### PASSAGE FOR REVIEW
· · ·

Issue: March 29, 1999
Dying spruce needlesQuestion:
The tips of my spruces are dead and shriveled - not drastically, but each tree shows some sign. What causes this and how can I treat it?Answer:
There are a number of things that could cause this problem. One is the presence of the spruce bud worm, but you should see some webbing and frass, perhaps even the worm. There are products labeled for use in control of this pest.
This year I have seen a lot of dried, bronzed or brown needles at the tips and interior needles of spruce trees. Factors causing a lot of this include the rather dry winter. In addition to being dry for a good part of the winter in many places, it was rather warm as well. If there is little moisture in the soil under these conditions, needles will be damaged. The places where the needle damage is the worst, however, are where de-icing salt was used during the infrequent snow and ice periods. As the salt melted the ice, the salt and ice mixture permeated the soil and entered the spruce root zone. De-icing salts, especially those containing sodium chloride, are damaging to spruce trees. The salt damage done is worsened by the dry winter conditions.
It may be possible to leach the salts from the root zone by slow, deep watering to dissolve the salts and wash them below the majority of the absorbing roots of the spruce. This should be done infrequently so that the root zone doesn't remain waterlogged. When watering, water very deeply, allowing the water to slowly soak into the soil, then let it dry between irrigations. If the soil contains a lot of clay and is slow to absorb water, you can use a spading fork or other device to create holes in the soil to reduce runoff and enhance water infiltration into the soil.
I have a forsythia that was planted too close to our walkway. I have to radically cut it back each year so it doesn't block the entrance to our front door. Can it be transplanted to an area of the yard where it can display its full beauty?Answer:
Now is not a good time to transplant forsythia in all but northern most New Mexico and high elevations. Once the buds have begun swelling, delay transplanting until late next fall or in the winter when the plant is dormant.
In anticipation of such a move, you can root prune the shrub this year by digging a narrow trench a couple of feet from the base of the plant. This cuts the roots. Then refill the trench with a good compost and soil mixture. This provides a good medium for growth of new roots from the cut roots. When you transplant the shrub, dig it just outside this area of improved soil so that you have new, young, vigorous roots with the transplanted shrub. As you dig the trench, remember that this is where you will dig the shrub next year and the bigger the root ball, the better it is for the plant but the more difficult it is for you to move it. A compromise may be in order.
Finally, to be practical, if it is essential to move the shrub now because it is in the way, you can move it. There will be greater transplant shock. With greater transplant shock, the shrub will be slower to establish in a new location and take longer to become the beautiful shrub that it is capable of becoming in a large enough area. Greater transplant shock increases the chance that the shrub will die. If it is necessary to move it now, use good planting techniques and be sure to provide adequate water with a brief drying period between irrigations.

· · ·

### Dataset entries
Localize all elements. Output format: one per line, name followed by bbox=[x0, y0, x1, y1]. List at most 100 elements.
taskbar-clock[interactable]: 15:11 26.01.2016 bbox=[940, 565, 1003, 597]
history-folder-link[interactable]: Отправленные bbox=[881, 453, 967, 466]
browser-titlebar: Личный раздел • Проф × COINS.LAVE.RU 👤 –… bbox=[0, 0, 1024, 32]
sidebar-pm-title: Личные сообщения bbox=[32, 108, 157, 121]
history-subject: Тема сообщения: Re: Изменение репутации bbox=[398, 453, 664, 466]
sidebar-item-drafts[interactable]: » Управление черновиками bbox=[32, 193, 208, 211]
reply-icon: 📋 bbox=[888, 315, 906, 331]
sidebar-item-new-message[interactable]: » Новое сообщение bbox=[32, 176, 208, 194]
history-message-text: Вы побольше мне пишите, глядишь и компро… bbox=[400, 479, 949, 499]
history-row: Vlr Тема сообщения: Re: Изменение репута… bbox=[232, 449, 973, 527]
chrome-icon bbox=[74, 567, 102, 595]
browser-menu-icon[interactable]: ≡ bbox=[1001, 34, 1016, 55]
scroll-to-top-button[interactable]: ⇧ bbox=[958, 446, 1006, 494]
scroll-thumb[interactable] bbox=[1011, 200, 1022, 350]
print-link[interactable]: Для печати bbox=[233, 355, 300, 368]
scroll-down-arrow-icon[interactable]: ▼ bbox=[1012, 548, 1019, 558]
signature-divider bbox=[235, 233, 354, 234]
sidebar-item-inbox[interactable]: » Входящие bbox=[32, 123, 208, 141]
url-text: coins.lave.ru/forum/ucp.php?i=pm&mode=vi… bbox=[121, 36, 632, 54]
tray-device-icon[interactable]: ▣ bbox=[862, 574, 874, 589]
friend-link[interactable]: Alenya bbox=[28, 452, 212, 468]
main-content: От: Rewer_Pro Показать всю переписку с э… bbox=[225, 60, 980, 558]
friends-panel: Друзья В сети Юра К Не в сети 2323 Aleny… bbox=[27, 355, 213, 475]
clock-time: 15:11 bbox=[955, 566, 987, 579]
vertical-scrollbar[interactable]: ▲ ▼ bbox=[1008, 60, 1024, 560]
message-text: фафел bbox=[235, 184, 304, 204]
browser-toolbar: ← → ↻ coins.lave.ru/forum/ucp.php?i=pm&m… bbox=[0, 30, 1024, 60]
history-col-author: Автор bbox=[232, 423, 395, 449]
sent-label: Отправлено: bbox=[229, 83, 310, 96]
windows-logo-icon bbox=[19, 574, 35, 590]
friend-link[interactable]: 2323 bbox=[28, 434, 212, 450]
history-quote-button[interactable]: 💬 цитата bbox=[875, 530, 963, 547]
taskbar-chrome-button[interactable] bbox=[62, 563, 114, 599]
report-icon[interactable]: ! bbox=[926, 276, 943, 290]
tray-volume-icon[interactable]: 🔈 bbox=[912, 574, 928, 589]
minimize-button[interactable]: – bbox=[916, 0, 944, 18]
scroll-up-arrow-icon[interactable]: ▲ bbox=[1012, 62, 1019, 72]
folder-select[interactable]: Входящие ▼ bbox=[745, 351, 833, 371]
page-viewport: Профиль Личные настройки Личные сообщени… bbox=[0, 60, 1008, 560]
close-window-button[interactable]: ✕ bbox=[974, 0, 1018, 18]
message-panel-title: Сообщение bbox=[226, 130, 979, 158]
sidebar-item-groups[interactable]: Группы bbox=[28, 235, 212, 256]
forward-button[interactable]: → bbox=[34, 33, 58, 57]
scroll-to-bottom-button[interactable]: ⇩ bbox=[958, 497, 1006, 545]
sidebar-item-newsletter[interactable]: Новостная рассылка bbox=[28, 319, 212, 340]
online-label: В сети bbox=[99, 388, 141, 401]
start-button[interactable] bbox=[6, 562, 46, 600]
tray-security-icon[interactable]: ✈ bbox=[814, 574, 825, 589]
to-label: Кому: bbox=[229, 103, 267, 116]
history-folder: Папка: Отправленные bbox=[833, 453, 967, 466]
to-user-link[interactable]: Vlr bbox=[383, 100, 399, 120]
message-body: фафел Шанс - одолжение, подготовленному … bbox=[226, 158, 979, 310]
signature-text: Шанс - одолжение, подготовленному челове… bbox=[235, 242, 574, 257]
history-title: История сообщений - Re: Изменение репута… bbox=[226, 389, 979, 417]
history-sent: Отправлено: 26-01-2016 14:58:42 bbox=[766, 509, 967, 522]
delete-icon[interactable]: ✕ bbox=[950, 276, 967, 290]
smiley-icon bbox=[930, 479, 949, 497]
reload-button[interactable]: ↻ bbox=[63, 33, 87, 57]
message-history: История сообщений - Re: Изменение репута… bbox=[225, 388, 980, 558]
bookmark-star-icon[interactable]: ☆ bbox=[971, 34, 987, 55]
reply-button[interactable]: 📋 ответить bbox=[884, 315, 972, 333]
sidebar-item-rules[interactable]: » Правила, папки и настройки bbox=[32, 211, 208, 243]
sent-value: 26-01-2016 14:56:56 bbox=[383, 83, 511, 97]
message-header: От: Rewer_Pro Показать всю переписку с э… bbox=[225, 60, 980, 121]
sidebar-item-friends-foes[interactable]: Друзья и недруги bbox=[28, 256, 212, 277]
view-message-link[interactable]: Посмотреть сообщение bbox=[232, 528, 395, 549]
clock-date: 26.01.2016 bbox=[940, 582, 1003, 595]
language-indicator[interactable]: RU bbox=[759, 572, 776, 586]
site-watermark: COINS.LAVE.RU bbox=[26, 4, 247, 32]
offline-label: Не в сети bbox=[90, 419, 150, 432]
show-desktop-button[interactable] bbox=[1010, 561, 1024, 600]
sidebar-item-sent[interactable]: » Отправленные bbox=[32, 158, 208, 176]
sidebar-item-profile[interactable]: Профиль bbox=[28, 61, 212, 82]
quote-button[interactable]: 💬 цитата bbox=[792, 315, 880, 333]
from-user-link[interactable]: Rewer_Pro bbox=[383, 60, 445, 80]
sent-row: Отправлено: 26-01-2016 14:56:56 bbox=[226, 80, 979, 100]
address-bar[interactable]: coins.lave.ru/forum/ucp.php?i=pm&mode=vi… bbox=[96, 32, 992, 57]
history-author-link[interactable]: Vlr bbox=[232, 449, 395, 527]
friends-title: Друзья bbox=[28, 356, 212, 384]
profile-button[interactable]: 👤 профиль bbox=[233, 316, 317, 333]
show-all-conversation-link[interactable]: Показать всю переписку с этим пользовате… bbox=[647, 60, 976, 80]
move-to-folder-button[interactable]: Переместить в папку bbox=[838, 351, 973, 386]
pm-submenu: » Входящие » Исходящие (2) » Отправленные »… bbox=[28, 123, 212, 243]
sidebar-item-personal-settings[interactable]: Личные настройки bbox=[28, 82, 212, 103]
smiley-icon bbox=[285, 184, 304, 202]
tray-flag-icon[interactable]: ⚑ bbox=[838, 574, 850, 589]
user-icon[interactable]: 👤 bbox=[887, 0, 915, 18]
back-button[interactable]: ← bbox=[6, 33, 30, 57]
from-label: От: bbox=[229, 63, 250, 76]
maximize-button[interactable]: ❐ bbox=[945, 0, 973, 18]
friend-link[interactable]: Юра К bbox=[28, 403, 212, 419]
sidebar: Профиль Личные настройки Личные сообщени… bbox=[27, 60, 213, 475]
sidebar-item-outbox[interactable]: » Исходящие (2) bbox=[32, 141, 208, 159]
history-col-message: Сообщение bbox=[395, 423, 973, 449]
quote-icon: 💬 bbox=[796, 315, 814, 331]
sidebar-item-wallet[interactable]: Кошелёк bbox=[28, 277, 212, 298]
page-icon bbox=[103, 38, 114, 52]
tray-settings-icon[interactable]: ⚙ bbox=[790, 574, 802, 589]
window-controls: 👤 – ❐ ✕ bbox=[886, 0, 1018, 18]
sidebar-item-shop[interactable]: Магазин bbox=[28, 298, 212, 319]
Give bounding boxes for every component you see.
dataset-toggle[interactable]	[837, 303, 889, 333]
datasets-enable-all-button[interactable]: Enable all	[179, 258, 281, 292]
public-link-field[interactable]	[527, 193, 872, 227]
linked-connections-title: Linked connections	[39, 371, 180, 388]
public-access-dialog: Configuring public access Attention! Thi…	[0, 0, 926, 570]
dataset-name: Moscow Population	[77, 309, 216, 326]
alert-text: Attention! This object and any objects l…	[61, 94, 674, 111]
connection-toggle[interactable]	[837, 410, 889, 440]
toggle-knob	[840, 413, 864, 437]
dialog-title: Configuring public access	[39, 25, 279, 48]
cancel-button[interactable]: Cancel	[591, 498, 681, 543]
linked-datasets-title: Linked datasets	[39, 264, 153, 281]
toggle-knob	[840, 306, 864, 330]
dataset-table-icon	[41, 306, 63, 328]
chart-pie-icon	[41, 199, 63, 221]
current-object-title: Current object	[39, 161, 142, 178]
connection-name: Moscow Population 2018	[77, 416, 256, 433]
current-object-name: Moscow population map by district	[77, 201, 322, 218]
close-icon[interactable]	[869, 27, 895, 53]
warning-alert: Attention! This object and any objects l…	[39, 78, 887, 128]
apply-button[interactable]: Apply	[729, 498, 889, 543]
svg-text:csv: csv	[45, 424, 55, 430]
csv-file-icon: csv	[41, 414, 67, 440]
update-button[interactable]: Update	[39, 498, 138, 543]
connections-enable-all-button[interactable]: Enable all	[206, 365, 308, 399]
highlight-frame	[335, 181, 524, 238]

· · ·

### ACTIVITY
Answer these questions from the gardening column above, using one line per answer:
1. What signs would suggest spruce bud worm as the cause of the dead tips?
2. Which de-icing salts does the column call especially damaging to spruce trees?
3. What should the root-pruning trench around the forsythia be refilled with?

### ANSWER TO THIS TASK
1. Webbing and frass, and perhaps the worm itself.
2. Those containing sodium chloride.
3. A good compost and soil mixture.